— START OF DATA IN THIS EXERCISE —

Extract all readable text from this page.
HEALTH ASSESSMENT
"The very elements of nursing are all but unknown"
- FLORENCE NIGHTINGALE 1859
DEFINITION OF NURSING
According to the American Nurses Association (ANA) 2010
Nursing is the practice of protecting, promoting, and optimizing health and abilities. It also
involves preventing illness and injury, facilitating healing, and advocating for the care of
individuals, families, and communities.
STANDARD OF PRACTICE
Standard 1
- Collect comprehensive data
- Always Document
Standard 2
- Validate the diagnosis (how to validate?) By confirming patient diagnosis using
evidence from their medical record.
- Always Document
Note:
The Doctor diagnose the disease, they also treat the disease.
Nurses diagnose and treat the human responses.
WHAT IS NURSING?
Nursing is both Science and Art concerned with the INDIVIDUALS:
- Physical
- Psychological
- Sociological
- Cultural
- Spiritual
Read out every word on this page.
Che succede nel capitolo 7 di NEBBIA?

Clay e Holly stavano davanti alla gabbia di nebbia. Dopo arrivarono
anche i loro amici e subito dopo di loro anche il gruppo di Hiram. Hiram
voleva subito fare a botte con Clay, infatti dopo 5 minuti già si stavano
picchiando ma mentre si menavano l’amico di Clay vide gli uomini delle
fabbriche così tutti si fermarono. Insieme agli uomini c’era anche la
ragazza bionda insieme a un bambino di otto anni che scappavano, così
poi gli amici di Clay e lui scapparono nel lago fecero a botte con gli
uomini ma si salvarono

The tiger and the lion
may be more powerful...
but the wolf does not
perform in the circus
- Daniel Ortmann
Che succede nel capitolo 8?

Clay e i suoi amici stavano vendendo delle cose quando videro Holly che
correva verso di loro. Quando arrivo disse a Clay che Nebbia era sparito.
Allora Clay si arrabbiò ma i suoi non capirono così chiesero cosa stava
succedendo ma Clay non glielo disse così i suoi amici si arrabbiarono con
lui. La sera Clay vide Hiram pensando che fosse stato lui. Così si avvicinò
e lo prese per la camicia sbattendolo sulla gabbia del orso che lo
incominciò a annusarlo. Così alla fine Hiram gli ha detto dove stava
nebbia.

— END OF DATA IN THIS EXERCISE —

DIRECTIONS FOR THIS TASK: Extract each entry in full, exactly as given.

REPLY:
Extract all readable text from this page.
HEALTH ASSESSMENT
"The very elements of nursing are all but unknown"
- FLORENCE NIGHTINGALE 1859
DEFINITION OF NURSING
According to the American Nurses Association (ANA) 2010
Nursing is the practice of protecting, promoting, and optimizing health and abilities. It also
involves preventing illness and injury, facilitating healing, and advocating for the care of
individuals, families, and communities.
STANDARD OF PRACTICE
Standard 1
- Collect comprehensive data
- Always Document
Standard 2
- Validate the diagnosis (how to validate?) By confirming patient diagnosis using
evidence from their medical record.
- Always Document
Note:
The Doctor diagnose the disease, they also treat the disease.
Nurses diagnose and treat the human responses.
WHAT IS NURSING?
Nursing is both Science and Art concerned with the INDIVIDUALS:
- Physical
- Psychological
- Sociological
- Cultural
- Spiritual
Read out every word on this page.
Che succede nel capitolo 7 di NEBBIA?

Clay e Holly stavano davanti alla gabbia di nebbia. Dopo arrivarono
anche i loro amici e subito dopo di loro anche il gruppo di Hiram. Hiram
voleva subito fare a botte con Clay, infatti dopo 5 minuti già si stavano
picchiando ma mentre si menavano l’amico di Clay vide gli uomini delle
fabbriche così tutti si fermarono. Insieme agli uomini c’era anche la
ragazza bionda insieme a un bambino di otto anni che scappavano, così
poi gli amici di Clay e lui scapparono nel lago fecero a botte con gli
uomini ma si salvarono

The tiger and the lion
may be more powerful...
but the wolf does not
perform in the circus
- Daniel Ortmann
Che succede nel capitolo 8?

Clay e i suoi amici stavano vendendo delle cose quando videro Holly che
correva verso di loro. Quando arrivo disse a Clay che Nebbia era sparito.
Allora Clay si arrabbiò ma i suoi non capirono così chiesero cosa stava
succedendo ma Clay non glielo disse così i suoi amici si arrabbiarono con
lui. La sera Clay vide Hiram pensando che fosse stato lui. Così si avvicinò
e lo prese per la camicia sbattendolo sulla gabbia del orso che lo
incominciò a annusarlo. Così alla fine Hiram gli ha detto dove stava
nebbia.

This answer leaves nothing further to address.